* Saved entries
==*==

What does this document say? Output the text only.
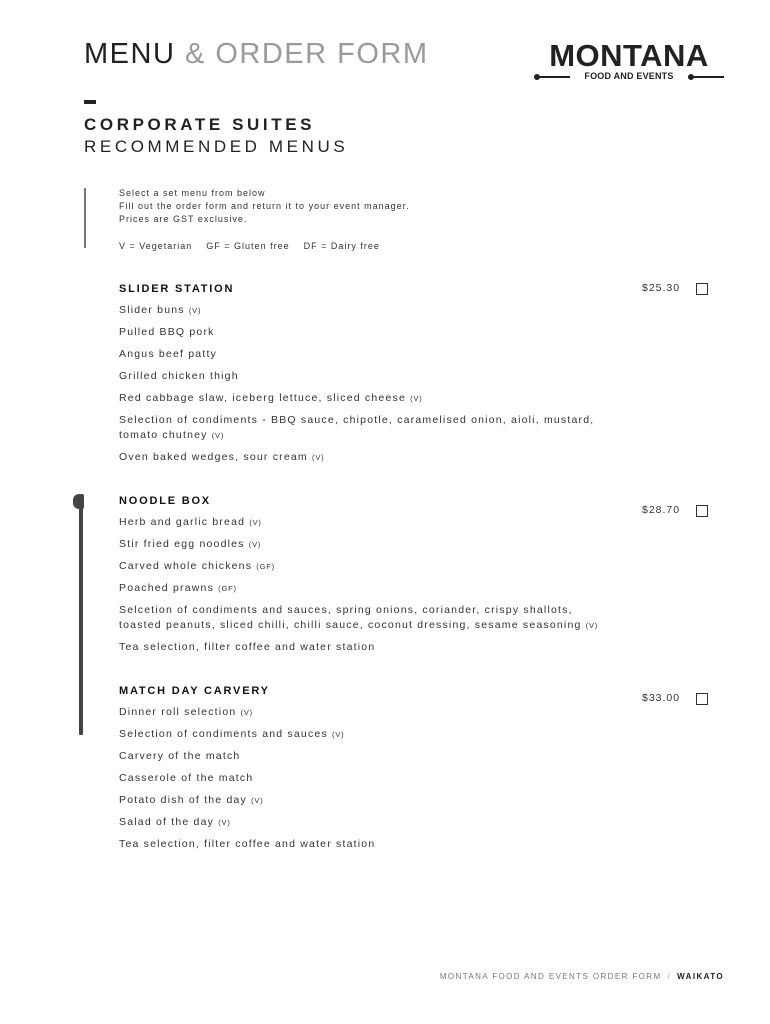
MENU & ORDER FORM	MONTANA
FOOD AND EVENTS
CORPORATE SUITES
RECOMMENDED MENUS
Select a set menu from below
Fill out the order form and return it to your event manager.
Prices are GST exclusive.
V = Vegetarian    GF = Gluten free    DF = Dairy free
SLIDER STATION
Slider buns (V)
Pulled BBQ pork
Angus beef patty
Grilled chicken thigh
Red cabbage slaw, iceberg lettuce, sliced cheese (V)
Selection of condiments - BBQ sauce, chipotle, caramelised onion, aioli, mustard,
tomato chutney (V)
Oven baked wedges, sour cream (V)
$25.30
NOODLE BOX
Herb and garlic bread (V)
Stir fried egg noodles (V)
Carved whole chickens (GF)
Poached prawns (GF)
Selcetion of condiments and sauces, spring onions, coriander, crispy shallots,
toasted peanuts, sliced chilli, chilli sauce, coconut dressing, sesame seasoning (V)
Tea selection, filter coffee and water station
$28.70
MATCH DAY CARVERY
Dinner roll selection (V)
Selection of condiments and sauces (V)
Carvery of the match
Casserole of the match
Potato dish of the day (V)
Salad of the day (V)
Tea selection, filter coffee and water station
$33.00
MONTANA FOOD AND EVENTS ORDER FORM / WAIKATO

==*==

* Aim
Sift through the entries and copy every line with "MONTANA".

* Final result
MENU & ORDER FORM	MONTANA
MONTANA FOOD AND EVENTS ORDER FORM / WAIKATO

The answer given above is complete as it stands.